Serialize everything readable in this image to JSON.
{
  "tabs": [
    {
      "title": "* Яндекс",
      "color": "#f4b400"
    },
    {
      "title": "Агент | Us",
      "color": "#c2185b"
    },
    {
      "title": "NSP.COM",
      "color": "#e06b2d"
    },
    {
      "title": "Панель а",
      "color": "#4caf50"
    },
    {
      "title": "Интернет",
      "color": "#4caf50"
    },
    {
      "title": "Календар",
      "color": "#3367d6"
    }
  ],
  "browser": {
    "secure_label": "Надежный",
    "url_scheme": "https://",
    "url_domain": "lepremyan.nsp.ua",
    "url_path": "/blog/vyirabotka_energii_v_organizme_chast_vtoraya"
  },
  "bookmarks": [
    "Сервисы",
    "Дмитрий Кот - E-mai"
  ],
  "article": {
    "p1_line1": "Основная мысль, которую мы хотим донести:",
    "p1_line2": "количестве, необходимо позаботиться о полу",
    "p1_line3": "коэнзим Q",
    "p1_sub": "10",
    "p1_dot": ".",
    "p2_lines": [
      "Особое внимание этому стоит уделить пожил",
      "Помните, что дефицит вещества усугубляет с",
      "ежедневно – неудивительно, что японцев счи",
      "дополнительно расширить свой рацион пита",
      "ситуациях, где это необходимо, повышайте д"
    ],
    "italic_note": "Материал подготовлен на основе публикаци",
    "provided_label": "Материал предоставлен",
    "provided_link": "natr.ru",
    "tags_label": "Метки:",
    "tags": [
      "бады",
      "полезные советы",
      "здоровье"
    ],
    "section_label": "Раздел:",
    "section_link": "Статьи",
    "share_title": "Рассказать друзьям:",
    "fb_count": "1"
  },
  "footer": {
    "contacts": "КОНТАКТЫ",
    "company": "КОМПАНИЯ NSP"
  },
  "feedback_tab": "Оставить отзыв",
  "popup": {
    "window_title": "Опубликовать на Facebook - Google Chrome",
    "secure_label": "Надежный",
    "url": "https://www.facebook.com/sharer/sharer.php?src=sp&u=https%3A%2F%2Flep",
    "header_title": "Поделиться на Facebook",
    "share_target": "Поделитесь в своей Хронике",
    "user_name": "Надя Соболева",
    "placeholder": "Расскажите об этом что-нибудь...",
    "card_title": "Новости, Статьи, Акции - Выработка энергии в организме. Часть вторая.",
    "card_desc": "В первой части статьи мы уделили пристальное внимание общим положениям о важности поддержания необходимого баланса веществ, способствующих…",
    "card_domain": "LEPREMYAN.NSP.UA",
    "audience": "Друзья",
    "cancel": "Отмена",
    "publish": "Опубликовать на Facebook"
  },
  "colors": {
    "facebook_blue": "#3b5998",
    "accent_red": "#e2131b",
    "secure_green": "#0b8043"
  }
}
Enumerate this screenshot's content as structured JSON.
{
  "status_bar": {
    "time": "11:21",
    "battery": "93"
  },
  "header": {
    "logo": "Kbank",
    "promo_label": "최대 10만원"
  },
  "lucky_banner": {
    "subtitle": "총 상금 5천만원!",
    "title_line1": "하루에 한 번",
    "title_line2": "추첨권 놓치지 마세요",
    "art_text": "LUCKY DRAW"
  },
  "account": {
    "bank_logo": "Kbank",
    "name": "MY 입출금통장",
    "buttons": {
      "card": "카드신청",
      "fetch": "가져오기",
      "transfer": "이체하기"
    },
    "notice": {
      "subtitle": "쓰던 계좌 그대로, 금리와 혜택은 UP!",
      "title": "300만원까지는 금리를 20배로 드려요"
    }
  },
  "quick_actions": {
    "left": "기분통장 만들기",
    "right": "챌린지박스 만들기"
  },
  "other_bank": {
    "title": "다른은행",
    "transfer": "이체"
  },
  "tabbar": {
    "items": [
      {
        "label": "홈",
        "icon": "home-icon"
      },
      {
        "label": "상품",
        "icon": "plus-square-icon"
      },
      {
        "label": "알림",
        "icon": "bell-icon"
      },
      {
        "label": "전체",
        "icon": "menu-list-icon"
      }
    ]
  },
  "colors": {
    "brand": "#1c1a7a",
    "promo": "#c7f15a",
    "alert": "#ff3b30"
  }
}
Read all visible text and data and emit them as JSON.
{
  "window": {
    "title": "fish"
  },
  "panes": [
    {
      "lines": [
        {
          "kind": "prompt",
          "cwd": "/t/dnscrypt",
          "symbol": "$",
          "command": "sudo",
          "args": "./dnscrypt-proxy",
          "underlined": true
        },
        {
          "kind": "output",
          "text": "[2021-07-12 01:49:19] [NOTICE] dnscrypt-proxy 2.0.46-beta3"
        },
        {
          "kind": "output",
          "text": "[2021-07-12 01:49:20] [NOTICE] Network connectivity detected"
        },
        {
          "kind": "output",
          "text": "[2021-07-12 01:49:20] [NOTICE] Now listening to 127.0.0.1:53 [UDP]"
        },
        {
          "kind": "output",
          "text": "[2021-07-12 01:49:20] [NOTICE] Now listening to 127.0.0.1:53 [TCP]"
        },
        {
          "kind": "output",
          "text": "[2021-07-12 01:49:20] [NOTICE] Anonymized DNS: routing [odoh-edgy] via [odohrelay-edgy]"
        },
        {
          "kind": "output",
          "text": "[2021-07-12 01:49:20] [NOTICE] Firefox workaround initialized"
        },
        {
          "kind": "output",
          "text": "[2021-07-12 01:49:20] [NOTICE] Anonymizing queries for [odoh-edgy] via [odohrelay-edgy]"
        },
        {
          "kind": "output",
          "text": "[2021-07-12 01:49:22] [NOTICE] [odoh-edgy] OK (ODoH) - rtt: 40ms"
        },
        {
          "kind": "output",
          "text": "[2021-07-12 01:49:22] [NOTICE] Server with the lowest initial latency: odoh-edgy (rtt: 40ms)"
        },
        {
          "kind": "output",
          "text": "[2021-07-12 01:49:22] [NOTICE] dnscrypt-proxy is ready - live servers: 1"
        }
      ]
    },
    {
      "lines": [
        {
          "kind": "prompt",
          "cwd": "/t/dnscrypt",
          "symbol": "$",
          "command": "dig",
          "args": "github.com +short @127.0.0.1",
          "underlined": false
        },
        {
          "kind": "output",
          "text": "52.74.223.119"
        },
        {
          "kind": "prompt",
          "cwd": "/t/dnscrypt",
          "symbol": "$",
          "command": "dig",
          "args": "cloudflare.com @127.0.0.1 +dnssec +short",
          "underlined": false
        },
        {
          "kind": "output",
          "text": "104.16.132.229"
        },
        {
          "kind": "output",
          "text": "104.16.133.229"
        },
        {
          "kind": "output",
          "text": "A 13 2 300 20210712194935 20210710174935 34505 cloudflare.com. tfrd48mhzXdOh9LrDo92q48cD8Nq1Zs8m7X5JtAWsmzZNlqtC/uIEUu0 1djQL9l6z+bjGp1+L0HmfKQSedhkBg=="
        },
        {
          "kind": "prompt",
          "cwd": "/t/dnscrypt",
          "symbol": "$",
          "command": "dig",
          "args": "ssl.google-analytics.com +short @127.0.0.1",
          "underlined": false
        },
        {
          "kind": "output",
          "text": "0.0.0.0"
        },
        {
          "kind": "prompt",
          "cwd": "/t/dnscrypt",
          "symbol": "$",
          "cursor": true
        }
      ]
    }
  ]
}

● **What is needed**:
Each line above must be printed exactly as it appears.

● **Finished task**:
Serialize everything readable in this image to JSON.
{
  "tabs": [
    {
      "title": "* Яндекс",
      "color": "#f4b400"
    },
    {
      "title": "Агент | Us",
      "color": "#c2185b"
    },
    {
      "title": "NSP.COM",
      "color": "#e06b2d"
    },
    {
      "title": "Панель а",
      "color": "#4caf50"
    },
    {
      "title": "Интернет",
      "color": "#4caf50"
    },
    {
      "title": "Календар",
      "color": "#3367d6"
    }
  ],
  "browser": {
    "secure_label": "Надежный",
    "url_scheme": "https://",
    "url_domain": "lepremyan.nsp.ua",
    "url_path": "/blog/vyirabotka_energii_v_organizme_chast_vtoraya"
  },
  "bookmarks": [
    "Сервисы",
    "Дмитрий Кот - E-mai"
  ],
  "article": {
    "p1_line1": "Основная мысль, которую мы хотим донести:",
    "p1_line2": "количестве, необходимо позаботиться о полу",
    "p1_line3": "коэнзим Q",
    "p1_sub": "10",
    "p1_dot": ".",
    "p2_lines": [
      "Особое внимание этому стоит уделить пожил",
      "Помните, что дефицит вещества усугубляет с",
      "ежедневно – неудивительно, что японцев счи",
      "дополнительно расширить свой рацион пита",
      "ситуациях, где это необходимо, повышайте д"
    ],
    "italic_note": "Материал подготовлен на основе публикаци",
    "provided_label": "Материал предоставлен",
    "provided_link": "natr.ru",
    "tags_label": "Метки:",
    "tags": [
      "бады",
      "полезные советы",
      "здоровье"
    ],
    "section_label": "Раздел:",
    "section_link": "Статьи",
    "share_title": "Рассказать друзьям:",
    "fb_count": "1"
  },
  "footer": {
    "contacts": "КОНТАКТЫ",
    "company": "КОМПАНИЯ NSP"
  },
  "feedback_tab": "Оставить отзыв",
  "popup": {
    "window_title": "Опубликовать на Facebook - Google Chrome",
    "secure_label": "Надежный",
    "url": "https://www.facebook.com/sharer/sharer.php?src=sp&u=https%3A%2F%2Flep",
    "header_title": "Поделиться на Facebook",
    "share_target": "Поделитесь в своей Хронике",
    "user_name": "Надя Соболева",
    "placeholder": "Расскажите об этом что-нибудь...",
    "card_title": "Новости, Статьи, Акции - Выработка энергии в организме. Часть вторая.",
    "card_desc": "В первой части статьи мы уделили пристальное внимание общим положениям о важности поддержания необходимого баланса веществ, способствующих…",
    "card_domain": "LEPREMYAN.NSP.UA",
    "audience": "Друзья",
    "cancel": "Отмена",
    "publish": "Опубликовать на Facebook"
  },
  "colors": {
    "facebook_blue": "#3b5998",
    "accent_red": "#e2131b",
    "secure_green": "#0b8043"
  }
}
Enumerate this screenshot's content as structured JSON.
{
  "status_bar": {
    "time": "11:21",
    "battery": "93"
  },
  "header": {
    "logo": "Kbank",
    "promo_label": "최대 10만원"
  },
  "lucky_banner": {
    "subtitle": "총 상금 5천만원!",
    "title_line1": "하루에 한 번",
    "title_line2": "추첨권 놓치지 마세요",
    "art_text": "LUCKY DRAW"
  },
  "account": {
    "bank_logo": "Kbank",
    "name": "MY 입출금통장",
    "buttons": {
      "card": "카드신청",
      "fetch": "가져오기",
      "transfer": "이체하기"
    },
    "notice": {
      "subtitle": "쓰던 계좌 그대로, 금리와 혜택은 UP!",
      "title": "300만원까지는 금리를 20배로 드려요"
    }
  },
  "quick_actions": {
    "left": "기분통장 만들기",
    "right": "챌린지박스 만들기"
  },
  "other_bank": {
    "title": "다른은행",
    "transfer": "이체"
  },
  "tabbar": {
    "items": [
      {
        "label": "홈",
        "icon": "home-icon"
      },
      {
        "label": "상품",
        "icon": "plus-square-icon"
      },
      {
        "label": "알림",
        "icon": "bell-icon"
      },
      {
        "label": "전체",
        "icon": "menu-list-icon"
      }
    ]
  },
  "colors": {
    "brand": "#1c1a7a",
    "promo": "#c7f15a",
    "alert": "#ff3b30"
  }
}
Read all visible text and data and emit them as JSON.
{
  "window": {
    "title": "fish"
  },
  "panes": [
    {
      "lines": [
        {
          "kind": "prompt",
          "cwd": "/t/dnscrypt",
          "symbol": "$",
          "command": "sudo",
          "args": "./dnscrypt-proxy",
          "underlined": true
        },
        {
          "kind": "output",
          "text": "[2021-07-12 01:49:19] [NOTICE] dnscrypt-proxy 2.0.46-beta3"
        },
        {
          "kind": "output",
          "text": "[2021-07-12 01:49:20] [NOTICE] Network connectivity detected"
        },
        {
          "kind": "output",
          "text": "[2021-07-12 01:49:20] [NOTICE] Now listening to 127.0.0.1:53 [UDP]"
        },
        {
          "kind": "output",
          "text": "[2021-07-12 01:49:20] [NOTICE] Now listening to 127.0.0.1:53 [TCP]"
        },
        {
          "kind": "output",
          "text": "[2021-07-12 01:49:20] [NOTICE] Anonymized DNS: routing [odoh-edgy] via [odohrelay-edgy]"
        },
        {
          "kind": "output",
          "text": "[2021-07-12 01:49:20] [NOTICE] Firefox workaround initialized"
        },
        {
          "kind": "output",
          "text": "[2021-07-12 01:49:20] [NOTICE] Anonymizing queries for [odoh-edgy] via [odohrelay-edgy]"
        },
        {
          "kind": "output",
          "text": "[2021-07-12 01:49:22] [NOTICE] [odoh-edgy] OK (ODoH) - rtt: 40ms"
        },
        {
          "kind": "output",
          "text": "[2021-07-12 01:49:22] [NOTICE] Server with the lowest initial latency: odoh-edgy (rtt: 40ms)"
        },
        {
          "kind": "output",
          "text": "[2021-07-12 01:49:22] [NOTICE] dnscrypt-proxy is ready - live servers: 1"
        }
      ]
    },
    {
      "lines": [
        {
          "kind": "prompt",
          "cwd": "/t/dnscrypt",
          "symbol": "$",
          "command": "dig",
          "args": "github.com +short @127.0.0.1",
          "underlined": false
        },
        {
          "kind": "output",
          "text": "52.74.223.119"
        },
        {
          "kind": "prompt",
          "cwd": "/t/dnscrypt",
          "symbol": "$",
          "command": "dig",
          "args": "cloudflare.com @127.0.0.1 +dnssec +short",
          "underlined": false
        },
        {
          "kind": "output",
          "text": "104.16.132.229"
        },
        {
          "kind": "output",
          "text": "104.16.133.229"
        },
        {
          "kind": "output",
          "text": "A 13 2 300 20210712194935 20210710174935 34505 cloudflare.com. tfrd48mhzXdOh9LrDo92q48cD8Nq1Zs8m7X5JtAWsmzZNlqtC/uIEUu0 1djQL9l6z+bjGp1+L0HmfKQSedhkBg=="
        },
        {
          "kind": "prompt",
          "cwd": "/t/dnscrypt",
          "symbol": "$",
          "command": "dig",
          "args": "ssl.google-analytics.com +short @127.0.0.1",
          "underlined": false
        },
        {
          "kind": "output",
          "text": "0.0.0.0"
        },
        {
          "kind": "prompt",
          "cwd": "/t/dnscrypt",
          "symbol": "$",
          "cursor": true
        }
      ]
    }
  ]
}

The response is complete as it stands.